INFORMATION SUPPLIED —
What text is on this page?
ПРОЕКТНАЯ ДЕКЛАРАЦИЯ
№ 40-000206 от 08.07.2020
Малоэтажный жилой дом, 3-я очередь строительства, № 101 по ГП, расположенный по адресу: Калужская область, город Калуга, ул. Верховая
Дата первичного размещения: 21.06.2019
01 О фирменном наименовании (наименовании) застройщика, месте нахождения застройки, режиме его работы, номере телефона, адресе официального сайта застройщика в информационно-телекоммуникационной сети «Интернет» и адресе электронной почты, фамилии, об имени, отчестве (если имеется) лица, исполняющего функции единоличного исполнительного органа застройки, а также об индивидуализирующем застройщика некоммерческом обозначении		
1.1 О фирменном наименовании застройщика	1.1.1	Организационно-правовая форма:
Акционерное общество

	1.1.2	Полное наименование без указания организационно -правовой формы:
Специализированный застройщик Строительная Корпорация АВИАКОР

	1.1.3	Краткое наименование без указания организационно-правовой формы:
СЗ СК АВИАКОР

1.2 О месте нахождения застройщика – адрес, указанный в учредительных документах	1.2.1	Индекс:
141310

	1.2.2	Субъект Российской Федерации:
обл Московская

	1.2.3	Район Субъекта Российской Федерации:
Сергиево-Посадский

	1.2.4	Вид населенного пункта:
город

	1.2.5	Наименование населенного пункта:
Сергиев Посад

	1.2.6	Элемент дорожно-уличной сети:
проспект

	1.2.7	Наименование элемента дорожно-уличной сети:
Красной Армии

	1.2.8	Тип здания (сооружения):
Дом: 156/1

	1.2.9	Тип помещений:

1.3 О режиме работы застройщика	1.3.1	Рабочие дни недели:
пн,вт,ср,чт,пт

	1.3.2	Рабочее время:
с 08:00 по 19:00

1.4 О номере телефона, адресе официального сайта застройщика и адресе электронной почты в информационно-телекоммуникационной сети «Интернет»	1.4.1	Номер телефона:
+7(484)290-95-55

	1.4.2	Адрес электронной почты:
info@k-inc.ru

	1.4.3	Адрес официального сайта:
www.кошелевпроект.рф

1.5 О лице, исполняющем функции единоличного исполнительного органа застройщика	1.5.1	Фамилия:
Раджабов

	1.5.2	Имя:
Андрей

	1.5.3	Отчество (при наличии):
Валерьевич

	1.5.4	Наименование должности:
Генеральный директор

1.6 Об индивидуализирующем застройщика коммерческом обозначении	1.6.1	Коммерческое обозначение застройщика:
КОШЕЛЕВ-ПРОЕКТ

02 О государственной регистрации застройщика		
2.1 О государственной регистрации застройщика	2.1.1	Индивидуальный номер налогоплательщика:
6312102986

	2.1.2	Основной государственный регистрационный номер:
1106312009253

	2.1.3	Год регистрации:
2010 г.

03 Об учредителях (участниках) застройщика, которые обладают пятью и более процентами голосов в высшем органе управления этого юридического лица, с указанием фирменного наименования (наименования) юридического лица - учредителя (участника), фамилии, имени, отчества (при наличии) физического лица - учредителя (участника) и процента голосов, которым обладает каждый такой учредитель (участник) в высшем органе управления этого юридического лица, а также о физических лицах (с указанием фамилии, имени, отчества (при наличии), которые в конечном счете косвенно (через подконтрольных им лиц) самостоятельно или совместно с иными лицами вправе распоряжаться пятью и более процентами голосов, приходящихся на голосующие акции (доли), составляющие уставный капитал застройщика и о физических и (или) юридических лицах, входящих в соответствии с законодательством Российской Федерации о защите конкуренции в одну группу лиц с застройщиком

SHORT EXERCISE —
Write down all the entries again without a single difference.

FINISHED EXERCISE —
What text is on this page?
ПРОЕКТНАЯ ДЕКЛАРАЦИЯ
№ 40-000206 от 08.07.2020
Малоэтажный жилой дом, 3-я очередь строительства, № 101 по ГП, расположенный по адресу: Калужская область, город Калуга, ул. Верховая
Дата первичного размещения: 21.06.2019
01 О фирменном наименовании (наименовании) застройщика, месте нахождения застройки, режиме его работы, номере телефона, адресе официального сайта застройщика в информационно-телекоммуникационной сети «Интернет» и адресе электронной почты, фамилии, об имени, отчестве (если имеется) лица, исполняющего функции единоличного исполнительного органа застройки, а также об индивидуализирующем застройщика некоммерческом обозначении		
1.1 О фирменном наименовании застройщика	1.1.1	Организационно-правовая форма:
Акционерное общество

	1.1.2	Полное наименование без указания организационно -правовой формы:
Специализированный застройщик Строительная Корпорация АВИАКОР

	1.1.3	Краткое наименование без указания организационно-правовой формы:
СЗ СК АВИАКОР

1.2 О месте нахождения застройщика – адрес, указанный в учредительных документах	1.2.1	Индекс:
141310

	1.2.2	Субъект Российской Федерации:
обл Московская

	1.2.3	Район Субъекта Российской Федерации:
Сергиево-Посадский

	1.2.4	Вид населенного пункта:
город

	1.2.5	Наименование населенного пункта:
Сергиев Посад

	1.2.6	Элемент дорожно-уличной сети:
проспект

	1.2.7	Наименование элемента дорожно-уличной сети:
Красной Армии

	1.2.8	Тип здания (сооружения):
Дом: 156/1

	1.2.9	Тип помещений:

1.3 О режиме работы застройщика	1.3.1	Рабочие дни недели:
пн,вт,ср,чт,пт

	1.3.2	Рабочее время:
с 08:00 по 19:00

1.4 О номере телефона, адресе официального сайта застройщика и адресе электронной почты в информационно-телекоммуникационной сети «Интернет»	1.4.1	Номер телефона:
+7(484)290-95-55

	1.4.2	Адрес электронной почты:
info@k-inc.ru

	1.4.3	Адрес официального сайта:
www.кошелевпроект.рф

1.5 О лице, исполняющем функции единоличного исполнительного органа застройщика	1.5.1	Фамилия:
Раджабов

	1.5.2	Имя:
Андрей

	1.5.3	Отчество (при наличии):
Валерьевич

	1.5.4	Наименование должности:
Генеральный директор

1.6 Об индивидуализирующем застройщика коммерческом обозначении	1.6.1	Коммерческое обозначение застройщика:
КОШЕЛЕВ-ПРОЕКТ

02 О государственной регистрации застройщика		
2.1 О государственной регистрации застройщика	2.1.1	Индивидуальный номер налогоплательщика:
6312102986

	2.1.2	Основной государственный регистрационный номер:
1106312009253

	2.1.3	Год регистрации:
2010 г.

03 Об учредителях (участниках) застройщика, которые обладают пятью и более процентами голосов в высшем органе управления этого юридического лица, с указанием фирменного наименования (наименования) юридического лица - учредителя (участника), фамилии, имени, отчества (при наличии) физического лица - учредителя (участника) и процента голосов, которым обладает каждый такой учредитель (участник) в высшем органе управления этого юридического лица, а также о физических лицах (с указанием фамилии, имени, отчества (при наличии), которые в конечном счете косвенно (через подконтрольных им лиц) самостоятельно или совместно с иными лицами вправе распоряжаться пятью и более процентами голосов, приходящихся на голосующие акции (доли), составляющие уставный капитал застройщика и о физических и (или) юридических лицах, входящих в соответствии с законодательством Российской Федерации о защите конкуренции в одну группу лиц с застройщиком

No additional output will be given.